>> BEGIN Records supplied
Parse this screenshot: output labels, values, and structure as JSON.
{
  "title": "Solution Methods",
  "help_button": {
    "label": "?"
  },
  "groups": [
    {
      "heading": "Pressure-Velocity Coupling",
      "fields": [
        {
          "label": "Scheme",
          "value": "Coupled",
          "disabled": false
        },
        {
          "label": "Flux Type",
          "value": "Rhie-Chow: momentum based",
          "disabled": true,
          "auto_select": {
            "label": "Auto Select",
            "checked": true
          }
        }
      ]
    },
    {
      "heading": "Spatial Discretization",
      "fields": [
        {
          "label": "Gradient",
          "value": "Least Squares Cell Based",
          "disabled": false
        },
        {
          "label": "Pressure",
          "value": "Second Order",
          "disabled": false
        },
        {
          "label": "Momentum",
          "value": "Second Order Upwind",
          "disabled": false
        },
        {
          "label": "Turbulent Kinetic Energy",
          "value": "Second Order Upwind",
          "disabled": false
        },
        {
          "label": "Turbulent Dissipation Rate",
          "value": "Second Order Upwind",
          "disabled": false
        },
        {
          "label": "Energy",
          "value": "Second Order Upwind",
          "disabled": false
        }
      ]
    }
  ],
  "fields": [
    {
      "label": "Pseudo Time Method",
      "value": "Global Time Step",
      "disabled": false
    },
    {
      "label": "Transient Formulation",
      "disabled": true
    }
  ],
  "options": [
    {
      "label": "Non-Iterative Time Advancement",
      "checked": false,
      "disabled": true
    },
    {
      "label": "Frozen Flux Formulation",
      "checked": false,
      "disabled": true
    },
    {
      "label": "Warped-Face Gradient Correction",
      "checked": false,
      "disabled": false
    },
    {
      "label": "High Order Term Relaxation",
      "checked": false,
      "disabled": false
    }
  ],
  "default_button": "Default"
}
>> END Records supplied
Your objective —
Extract the full listing and reproduce each line exactly.

Complete output —
Parse this screenshot: output labels, values, and structure as JSON.
{
  "title": "Solution Methods",
  "help_button": {
    "label": "?"
  },
  "groups": [
    {
      "heading": "Pressure-Velocity Coupling",
      "fields": [
        {
          "label": "Scheme",
          "value": "Coupled",
          "disabled": false
        },
        {
          "label": "Flux Type",
          "value": "Rhie-Chow: momentum based",
          "disabled": true,
          "auto_select": {
            "label": "Auto Select",
            "checked": true
          }
        }
      ]
    },
    {
      "heading": "Spatial Discretization",
      "fields": [
        {
          "label": "Gradient",
          "value": "Least Squares Cell Based",
          "disabled": false
        },
        {
          "label": "Pressure",
          "value": "Second Order",
          "disabled": false
        },
        {
          "label": "Momentum",
          "value": "Second Order Upwind",
          "disabled": false
        },
        {
          "label": "Turbulent Kinetic Energy",
          "value": "Second Order Upwind",
          "disabled": false
        },
        {
          "label": "Turbulent Dissipation Rate",
          "value": "Second Order Upwind",
          "disabled": false
        },
        {
          "label": "Energy",
          "value": "Second Order Upwind",
          "disabled": false
        }
      ]
    }
  ],
  "fields": [
    {
      "label": "Pseudo Time Method",
      "value": "Global Time Step",
      "disabled": false
    },
    {
      "label": "Transient Formulation",
      "disabled": true
    }
  ],
  "options": [
    {
      "label": "Non-Iterative Time Advancement",
      "checked": false,
      "disabled": true
    },
    {
      "label": "Frozen Flux Formulation",
      "checked": false,
      "disabled": true
    },
    {
      "label": "Warped-Face Gradient Correction",
      "checked": false,
      "disabled": false
    },
    {
      "label": "High Order Term Relaxation",
      "checked": false,
      "disabled": false
    }
  ],
  "default_button": "Default"
}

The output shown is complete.